An exact copy of all the data is required, with pictures left out.

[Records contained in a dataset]
▶
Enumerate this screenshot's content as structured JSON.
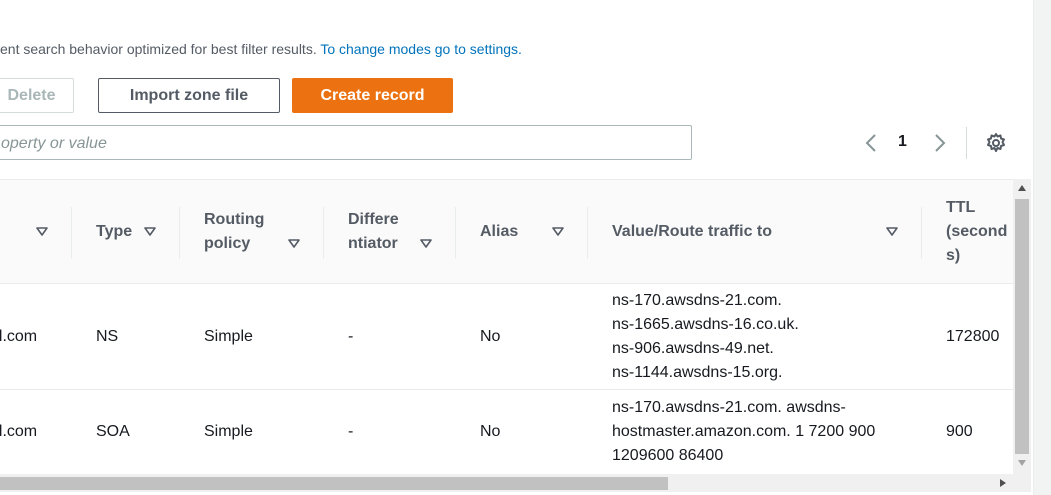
{
  "info": {
    "text": "ent search behavior optimized for best filter results.",
    "link": "To change modes go to settings."
  },
  "toolbar": {
    "delete_label": "Delete",
    "import_label": "Import zone file",
    "create_label": "Create record"
  },
  "search": {
    "placeholder": "operty or value",
    "value": ""
  },
  "pagination": {
    "current_page": "1"
  },
  "colors": {
    "primary": "#ec7211",
    "link": "#0073bb",
    "disabled": "#aab7b8"
  },
  "table": {
    "columns": [
      {
        "label": ""
      },
      {
        "label": "Type"
      },
      {
        "label": "Routing\npolicy"
      },
      {
        "label": "Differe\nntiator"
      },
      {
        "label": "Alias"
      },
      {
        "label": "Value/Route traffic to"
      },
      {
        "label": "TTL\n(second\ns)"
      }
    ],
    "rows": [
      {
        "name": "al.com",
        "type": "NS",
        "routing": "Simple",
        "differentiator": "-",
        "alias": "No",
        "value": [
          "ns-170.awsdns-21.com.",
          "ns-1665.awsdns-16.co.uk.",
          "ns-906.awsdns-49.net.",
          "ns-1144.awsdns-15.org."
        ],
        "ttl": "172800"
      },
      {
        "name": "al.com",
        "type": "SOA",
        "routing": "Simple",
        "differentiator": "-",
        "alias": "No",
        "value": [
          "ns-170.awsdns-21.com. awsdns-",
          "hostmaster.amazon.com. 1 7200 900",
          "1209600 86400"
        ],
        "ttl": "900"
      }
    ]
  }
}
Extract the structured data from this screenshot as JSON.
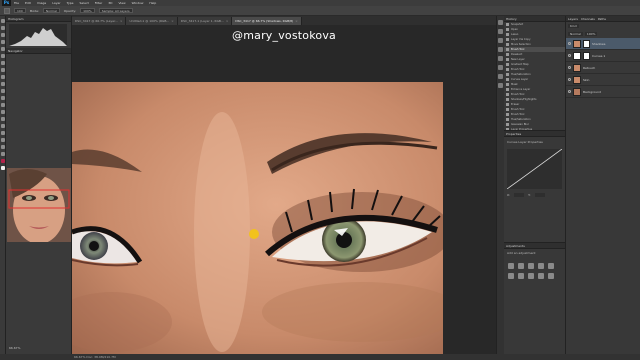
{
  "app": {
    "logo": "Ps"
  },
  "menu": [
    "File",
    "Edit",
    "Image",
    "Layer",
    "Type",
    "Select",
    "Filter",
    "3D",
    "View",
    "Window",
    "Help"
  ],
  "options": {
    "brush_size": "100",
    "mode_label": "Mode:",
    "mode_value": "Normal",
    "opacity_label": "Opacity:",
    "opacity_value": "100%",
    "sample_value": "Sample: All Layers"
  },
  "tabs": [
    {
      "label": "DSC_3417 @ 66.7% (Layer...",
      "active": false
    },
    {
      "label": "Untitled-1 @ 100% (RGB...",
      "active": false
    },
    {
      "label": "DSC_3417-1 (Layer 1, RGB...",
      "active": false
    },
    {
      "label": "DSC_3417 @ 66.7% (Shadows, RGB/8)",
      "active": true
    }
  ],
  "left_panel": {
    "histogram_title": "Histogram",
    "navigator_title": "Navigator",
    "zoom": "66.67%"
  },
  "canvas": {
    "watermark": "@mary_vostokova"
  },
  "history": {
    "title": "History",
    "items": [
      "Snapshot",
      "Open",
      "Lasso",
      "Layer Via Copy",
      "Move Selection",
      "Brush Tool",
      "Deselect",
      "New Layer",
      "Gradient Map",
      "Brush Tool",
      "Hue/Saturation",
      "Curves Layer",
      "Mask",
      "Enhance Layer",
      "Brush Tool",
      "Shadows/Highlights",
      "Eraser",
      "Brush Tool",
      "Brush Tool",
      "Hue/Saturation",
      "Gaussian Blur",
      "Layer Properties"
    ],
    "active_index": 5
  },
  "properties": {
    "title": "Properties",
    "subtitle": "Curves Layer Properties",
    "x_label": "X:",
    "y_label": "Y:"
  },
  "adjustments": {
    "title": "Adjustments",
    "subtitle": "Add an adjustment"
  },
  "layers": {
    "tabs": [
      "Layers",
      "Channels",
      "Paths"
    ],
    "kind_label": "Kind",
    "blend_mode": "Normal",
    "opacity": "100%",
    "items": [
      {
        "name": "Shadows",
        "active": true,
        "mask": true
      },
      {
        "name": "Curves 1",
        "active": false,
        "mask": true
      },
      {
        "name": "Retouch",
        "active": false,
        "mask": false
      },
      {
        "name": "Skin",
        "active": false,
        "mask": false
      },
      {
        "name": "Background",
        "active": false,
        "mask": false
      }
    ]
  },
  "status": {
    "text": "66.67%     Doc: 38.9M/210.7M"
  },
  "colors": {
    "fg": "#b3224a",
    "bg": "#eeeeee",
    "accent": "#31a8ff"
  }
}
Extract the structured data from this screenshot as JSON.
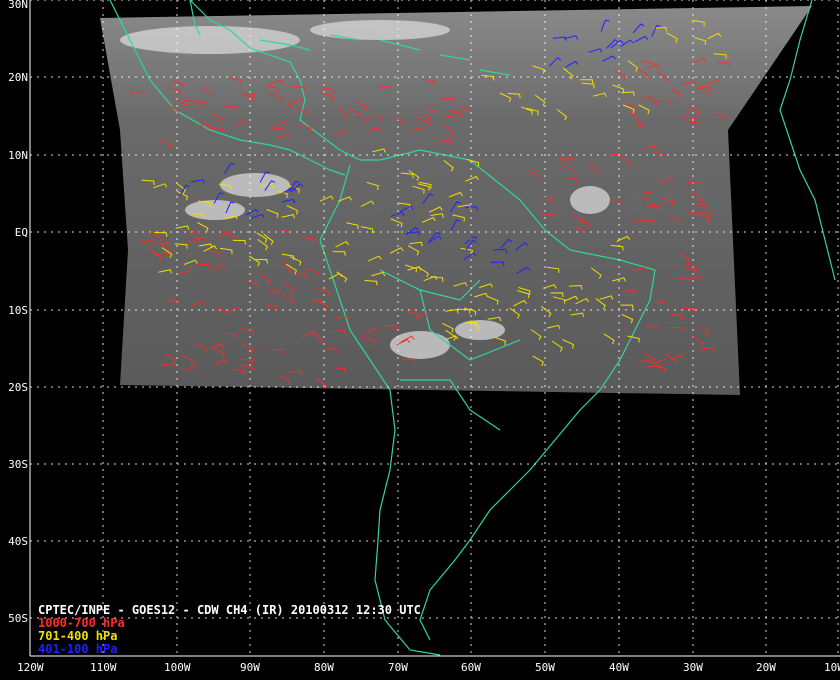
{
  "caption": {
    "title": "CPTEC/INPE - GOES12 - CDW CH4 (IR) 20100312 12:30 UTC",
    "legend": [
      {
        "label": "1000-700 hPa",
        "color": "#ff2a2a"
      },
      {
        "label": "701-400 hPa",
        "color": "#f0e000"
      },
      {
        "label": "401-100 hPa",
        "color": "#2020ff"
      }
    ]
  },
  "axes": {
    "lat_labels": [
      "30N",
      "20N",
      "10N",
      "EQ",
      "10S",
      "20S",
      "30S",
      "40S",
      "50S"
    ],
    "lon_labels": [
      "120W",
      "110W",
      "100W",
      "90W",
      "80W",
      "70W",
      "60W",
      "50W",
      "40W",
      "30W",
      "20W",
      "10W"
    ]
  },
  "colors": {
    "coast": "#2fd6a0",
    "grid": "#ffffff",
    "background": "#000000"
  }
}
◀
▶ [RESPONSE TO THE TASK]:
Enumerate this screenshot's content as structured JSON.
{
  "info": {
    "text": "ent search behavior optimized for best filter results.",
    "link": "To change modes go to settings."
  },
  "toolbar": {
    "delete_label": "Delete",
    "import_label": "Import zone file",
    "create_label": "Create record"
  },
  "search": {
    "placeholder": "operty or value",
    "value": ""
  },
  "pagination": {
    "current_page": "1"
  },
  "colors": {
    "primary": "#ec7211",
    "link": "#0073bb",
    "disabled": "#aab7b8"
  },
  "table": {
    "columns": [
      {
        "label": ""
      },
      {
        "label": "Type"
      },
      {
        "label": "Routing\npolicy"
      },
      {
        "label": "Differe\nntiator"
      },
      {
        "label": "Alias"
      },
      {
        "label": "Value/Route traffic to"
      },
      {
        "label": "TTL\n(second\ns)"
      }
    ],
    "rows": [
      {
        "name": "al.com",
        "type": "NS",
        "routing": "Simple",
        "differentiator": "-",
        "alias": "No",
        "value": [
          "ns-170.awsdns-21.com.",
          "ns-1665.awsdns-16.co.uk.",
          "ns-906.awsdns-49.net.",
          "ns-1144.awsdns-15.org."
        ],
        "ttl": "172800"
      },
      {
        "name": "al.com",
        "type": "SOA",
        "routing": "Simple",
        "differentiator": "-",
        "alias": "No",
        "value": [
          "ns-170.awsdns-21.com. awsdns-",
          "hostmaster.amazon.com. 1 7200 900",
          "1209600 86400"
        ],
        "ttl": "900"
      }
    ]
  }
}
Extract the structured data from this screenshot as JSON.
{
  "app": {
    "logo": "Ps"
  },
  "menu": [
    "File",
    "Edit",
    "Image",
    "Layer",
    "Type",
    "Select",
    "Filter",
    "3D",
    "View",
    "Window",
    "Help"
  ],
  "options": {
    "brush_size": "100",
    "mode_label": "Mode:",
    "mode_value": "Normal",
    "opacity_label": "Opacity:",
    "opacity_value": "100%",
    "sample_value": "Sample: All Layers"
  },
  "tabs": [
    {
      "label": "DSC_3417 @ 66.7% (Layer...",
      "active": false
    },
    {
      "label": "Untitled-1 @ 100% (RGB...",
      "active": false
    },
    {
      "label": "DSC_3417-1 (Layer 1, RGB...",
      "active": false
    },
    {
      "label": "DSC_3417 @ 66.7% (Shadows, RGB/8)",
      "active": true
    }
  ],
  "left_panel": {
    "histogram_title": "Histogram",
    "navigator_title": "Navigator",
    "zoom": "66.67%"
  },
  "canvas": {
    "watermark": "@mary_vostokova"
  },
  "history": {
    "title": "History",
    "items": [
      "Snapshot",
      "Open",
      "Lasso",
      "Layer Via Copy",
      "Move Selection",
      "Brush Tool",
      "Deselect",
      "New Layer",
      "Gradient Map",
      "Brush Tool",
      "Hue/Saturation",
      "Curves Layer",
      "Mask",
      "Enhance Layer",
      "Brush Tool",
      "Shadows/Highlights",
      "Eraser",
      "Brush Tool",
      "Brush Tool",
      "Hue/Saturation",
      "Gaussian Blur",
      "Layer Properties"
    ],
    "active_index": 5
  },
  "properties": {
    "title": "Properties",
    "subtitle": "Curves Layer Properties",
    "x_label": "X:",
    "y_label": "Y:"
  },
  "adjustments": {
    "title": "Adjustments",
    "subtitle": "Add an adjustment"
  },
  "layers": {
    "tabs": [
      "Layers",
      "Channels",
      "Paths"
    ],
    "kind_label": "Kind",
    "blend_mode": "Normal",
    "opacity": "100%",
    "items": [
      {
        "name": "Shadows",
        "active": true,
        "mask": true
      },
      {
        "name": "Curves 1",
        "active": false,
        "mask": true
      },
      {
        "name": "Retouch",
        "active": false,
        "mask": false
      },
      {
        "name": "Skin",
        "active": false,
        "mask": false
      },
      {
        "name": "Background",
        "active": false,
        "mask": false
      }
    ]
  },
  "status": {
    "text": "66.67%     Doc: 38.9M/210.7M"
  },
  "colors": {
    "fg": "#b3224a",
    "bg": "#eeeeee",
    "accent": "#31a8ff"
  }
}
Extract the structured data from this screenshot as JSON.
{
  "caption": {
    "title": "CPTEC/INPE - GOES12 - CDW CH4 (IR) 20100312 12:30 UTC",
    "legend": [
      {
        "label": "1000-700 hPa",
        "color": "#ff2a2a"
      },
      {
        "label": "701-400 hPa",
        "color": "#f0e000"
      },
      {
        "label": "401-100 hPa",
        "color": "#2020ff"
      }
    ]
  },
  "axes": {
    "lat_labels": [
      "30N",
      "20N",
      "10N",
      "EQ",
      "10S",
      "20S",
      "30S",
      "40S",
      "50S"
    ],
    "lon_labels": [
      "120W",
      "110W",
      "100W",
      "90W",
      "80W",
      "70W",
      "60W",
      "50W",
      "40W",
      "30W",
      "20W",
      "10W"
    ]
  },
  "colors": {
    "coast": "#2fd6a0",
    "grid": "#ffffff",
    "background": "#000000"
  }
}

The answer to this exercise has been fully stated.